## To be done
List each line of the data in which the string "交通一体化" appears.
--- start Stored data ---
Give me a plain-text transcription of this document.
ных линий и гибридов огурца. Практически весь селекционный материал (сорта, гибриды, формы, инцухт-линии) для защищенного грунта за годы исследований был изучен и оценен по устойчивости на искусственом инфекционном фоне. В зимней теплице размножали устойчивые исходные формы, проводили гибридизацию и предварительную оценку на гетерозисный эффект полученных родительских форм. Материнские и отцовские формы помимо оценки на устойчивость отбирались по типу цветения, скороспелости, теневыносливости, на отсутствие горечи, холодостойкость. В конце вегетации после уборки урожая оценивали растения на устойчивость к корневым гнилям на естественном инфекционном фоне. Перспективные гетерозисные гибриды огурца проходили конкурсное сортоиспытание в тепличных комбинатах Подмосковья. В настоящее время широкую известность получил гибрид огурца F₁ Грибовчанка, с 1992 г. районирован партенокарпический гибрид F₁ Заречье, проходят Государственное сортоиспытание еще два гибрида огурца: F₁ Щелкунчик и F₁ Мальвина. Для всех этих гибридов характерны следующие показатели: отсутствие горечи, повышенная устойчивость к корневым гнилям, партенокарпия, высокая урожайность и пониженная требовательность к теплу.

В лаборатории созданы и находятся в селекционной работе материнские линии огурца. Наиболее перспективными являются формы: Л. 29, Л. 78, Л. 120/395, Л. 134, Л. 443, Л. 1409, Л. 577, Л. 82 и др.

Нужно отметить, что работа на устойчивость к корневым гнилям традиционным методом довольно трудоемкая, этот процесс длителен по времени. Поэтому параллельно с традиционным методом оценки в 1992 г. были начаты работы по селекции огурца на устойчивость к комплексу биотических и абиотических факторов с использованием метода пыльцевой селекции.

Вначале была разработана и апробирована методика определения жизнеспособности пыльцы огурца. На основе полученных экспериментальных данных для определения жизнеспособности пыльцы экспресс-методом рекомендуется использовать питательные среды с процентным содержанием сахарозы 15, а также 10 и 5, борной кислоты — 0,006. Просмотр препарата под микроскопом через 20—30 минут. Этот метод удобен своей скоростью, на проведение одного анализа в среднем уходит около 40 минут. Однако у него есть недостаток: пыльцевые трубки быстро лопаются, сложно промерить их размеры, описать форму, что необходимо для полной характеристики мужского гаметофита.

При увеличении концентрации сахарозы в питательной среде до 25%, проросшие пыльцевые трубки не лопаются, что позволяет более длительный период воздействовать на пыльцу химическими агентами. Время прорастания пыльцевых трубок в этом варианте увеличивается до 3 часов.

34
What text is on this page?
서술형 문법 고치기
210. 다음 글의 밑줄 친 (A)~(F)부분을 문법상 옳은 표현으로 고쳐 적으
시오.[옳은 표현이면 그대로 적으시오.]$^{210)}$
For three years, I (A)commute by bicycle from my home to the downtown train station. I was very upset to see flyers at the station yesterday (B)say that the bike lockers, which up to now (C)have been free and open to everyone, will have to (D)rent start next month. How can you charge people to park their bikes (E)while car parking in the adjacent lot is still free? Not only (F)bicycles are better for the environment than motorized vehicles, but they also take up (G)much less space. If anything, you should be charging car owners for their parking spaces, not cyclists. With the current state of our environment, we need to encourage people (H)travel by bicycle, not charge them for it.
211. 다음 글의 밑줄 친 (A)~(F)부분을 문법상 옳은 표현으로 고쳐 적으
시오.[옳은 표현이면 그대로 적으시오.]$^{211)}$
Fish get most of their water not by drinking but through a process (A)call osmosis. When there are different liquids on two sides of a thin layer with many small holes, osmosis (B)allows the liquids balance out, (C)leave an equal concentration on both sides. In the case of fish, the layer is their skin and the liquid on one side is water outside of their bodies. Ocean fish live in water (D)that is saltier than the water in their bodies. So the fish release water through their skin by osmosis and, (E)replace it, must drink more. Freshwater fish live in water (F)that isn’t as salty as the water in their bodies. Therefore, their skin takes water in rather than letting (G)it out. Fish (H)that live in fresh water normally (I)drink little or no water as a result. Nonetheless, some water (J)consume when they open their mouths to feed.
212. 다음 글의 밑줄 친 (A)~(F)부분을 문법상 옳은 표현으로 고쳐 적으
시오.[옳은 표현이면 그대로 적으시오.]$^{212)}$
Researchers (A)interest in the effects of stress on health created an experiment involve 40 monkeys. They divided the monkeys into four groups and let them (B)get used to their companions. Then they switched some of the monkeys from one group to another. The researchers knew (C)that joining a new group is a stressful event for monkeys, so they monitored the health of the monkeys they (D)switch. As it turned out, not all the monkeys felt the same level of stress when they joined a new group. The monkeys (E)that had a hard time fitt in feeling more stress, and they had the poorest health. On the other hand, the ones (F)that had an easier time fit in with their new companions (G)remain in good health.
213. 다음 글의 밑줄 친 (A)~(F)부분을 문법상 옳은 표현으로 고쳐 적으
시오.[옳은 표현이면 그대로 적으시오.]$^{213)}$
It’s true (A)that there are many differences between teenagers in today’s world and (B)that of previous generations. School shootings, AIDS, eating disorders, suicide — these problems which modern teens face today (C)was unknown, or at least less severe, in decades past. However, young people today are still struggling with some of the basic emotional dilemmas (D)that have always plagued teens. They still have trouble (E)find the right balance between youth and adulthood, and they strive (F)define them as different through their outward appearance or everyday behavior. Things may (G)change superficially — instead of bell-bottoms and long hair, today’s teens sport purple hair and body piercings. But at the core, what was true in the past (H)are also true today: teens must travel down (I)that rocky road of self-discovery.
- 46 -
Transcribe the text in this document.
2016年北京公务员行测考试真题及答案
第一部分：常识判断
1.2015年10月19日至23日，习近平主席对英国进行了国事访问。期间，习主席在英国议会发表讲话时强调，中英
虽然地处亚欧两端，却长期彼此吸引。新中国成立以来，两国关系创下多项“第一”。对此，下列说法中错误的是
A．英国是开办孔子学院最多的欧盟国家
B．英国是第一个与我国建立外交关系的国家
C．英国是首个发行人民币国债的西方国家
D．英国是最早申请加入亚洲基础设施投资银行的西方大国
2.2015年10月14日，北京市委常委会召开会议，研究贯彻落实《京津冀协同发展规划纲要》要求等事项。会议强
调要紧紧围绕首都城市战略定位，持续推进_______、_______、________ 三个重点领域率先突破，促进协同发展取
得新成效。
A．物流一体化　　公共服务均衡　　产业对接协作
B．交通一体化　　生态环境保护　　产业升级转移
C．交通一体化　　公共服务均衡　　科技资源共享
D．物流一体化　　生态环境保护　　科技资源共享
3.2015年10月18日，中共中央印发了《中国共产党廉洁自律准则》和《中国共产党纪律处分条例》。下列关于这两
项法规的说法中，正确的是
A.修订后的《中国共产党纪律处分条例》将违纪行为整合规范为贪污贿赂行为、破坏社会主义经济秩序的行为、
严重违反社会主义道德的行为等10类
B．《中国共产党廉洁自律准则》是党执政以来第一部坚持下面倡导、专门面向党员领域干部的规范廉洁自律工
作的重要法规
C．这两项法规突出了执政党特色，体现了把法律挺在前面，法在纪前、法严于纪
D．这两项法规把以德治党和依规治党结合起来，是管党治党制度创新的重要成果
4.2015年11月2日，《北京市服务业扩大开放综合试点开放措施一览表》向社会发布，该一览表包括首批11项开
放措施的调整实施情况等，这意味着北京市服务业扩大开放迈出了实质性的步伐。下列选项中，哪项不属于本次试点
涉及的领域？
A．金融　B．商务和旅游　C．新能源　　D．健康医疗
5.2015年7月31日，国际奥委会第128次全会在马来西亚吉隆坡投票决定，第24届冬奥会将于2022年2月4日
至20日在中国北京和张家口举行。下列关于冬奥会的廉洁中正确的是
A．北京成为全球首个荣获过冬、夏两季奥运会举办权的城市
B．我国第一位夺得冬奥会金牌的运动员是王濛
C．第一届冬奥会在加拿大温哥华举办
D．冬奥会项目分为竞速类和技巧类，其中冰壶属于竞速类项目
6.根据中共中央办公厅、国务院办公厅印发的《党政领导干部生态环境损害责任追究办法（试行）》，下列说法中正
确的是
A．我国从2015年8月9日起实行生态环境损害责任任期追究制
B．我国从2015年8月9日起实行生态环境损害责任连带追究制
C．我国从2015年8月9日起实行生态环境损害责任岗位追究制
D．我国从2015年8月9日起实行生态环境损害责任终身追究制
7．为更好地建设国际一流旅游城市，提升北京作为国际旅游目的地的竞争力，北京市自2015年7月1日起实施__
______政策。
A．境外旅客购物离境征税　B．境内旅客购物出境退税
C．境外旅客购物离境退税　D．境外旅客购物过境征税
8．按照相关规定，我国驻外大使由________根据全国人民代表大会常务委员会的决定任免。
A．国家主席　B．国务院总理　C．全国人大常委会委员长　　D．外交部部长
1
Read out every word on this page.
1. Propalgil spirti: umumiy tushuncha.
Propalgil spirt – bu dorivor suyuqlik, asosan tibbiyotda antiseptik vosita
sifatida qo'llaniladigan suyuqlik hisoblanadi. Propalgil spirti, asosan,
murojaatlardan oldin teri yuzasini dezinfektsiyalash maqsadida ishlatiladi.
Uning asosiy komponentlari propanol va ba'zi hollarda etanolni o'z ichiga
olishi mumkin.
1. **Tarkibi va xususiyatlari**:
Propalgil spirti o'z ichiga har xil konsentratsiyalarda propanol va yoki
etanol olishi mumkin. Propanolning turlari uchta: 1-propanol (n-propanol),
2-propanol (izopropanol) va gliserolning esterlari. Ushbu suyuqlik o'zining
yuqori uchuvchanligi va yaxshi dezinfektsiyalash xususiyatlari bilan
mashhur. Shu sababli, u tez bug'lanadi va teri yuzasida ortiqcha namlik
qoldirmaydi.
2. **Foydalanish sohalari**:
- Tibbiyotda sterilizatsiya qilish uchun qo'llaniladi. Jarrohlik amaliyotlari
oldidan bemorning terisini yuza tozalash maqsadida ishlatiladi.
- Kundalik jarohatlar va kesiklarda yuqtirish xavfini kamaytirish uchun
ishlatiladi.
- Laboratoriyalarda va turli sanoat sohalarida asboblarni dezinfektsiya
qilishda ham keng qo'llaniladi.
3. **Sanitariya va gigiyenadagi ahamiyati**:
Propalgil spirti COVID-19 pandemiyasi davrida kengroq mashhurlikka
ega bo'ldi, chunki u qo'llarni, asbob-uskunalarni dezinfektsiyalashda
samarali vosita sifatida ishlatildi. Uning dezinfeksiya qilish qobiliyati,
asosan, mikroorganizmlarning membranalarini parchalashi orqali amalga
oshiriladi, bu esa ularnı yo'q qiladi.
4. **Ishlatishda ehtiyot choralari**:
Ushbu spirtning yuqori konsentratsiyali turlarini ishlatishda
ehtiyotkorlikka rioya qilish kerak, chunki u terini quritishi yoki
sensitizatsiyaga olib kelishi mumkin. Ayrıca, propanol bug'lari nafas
--- end Stored data ---
## Solution for this task
B．交通一体化　　生态环境保护　　产业升级转移
C．交通一体化　　公共服务均衡　　科技资源共享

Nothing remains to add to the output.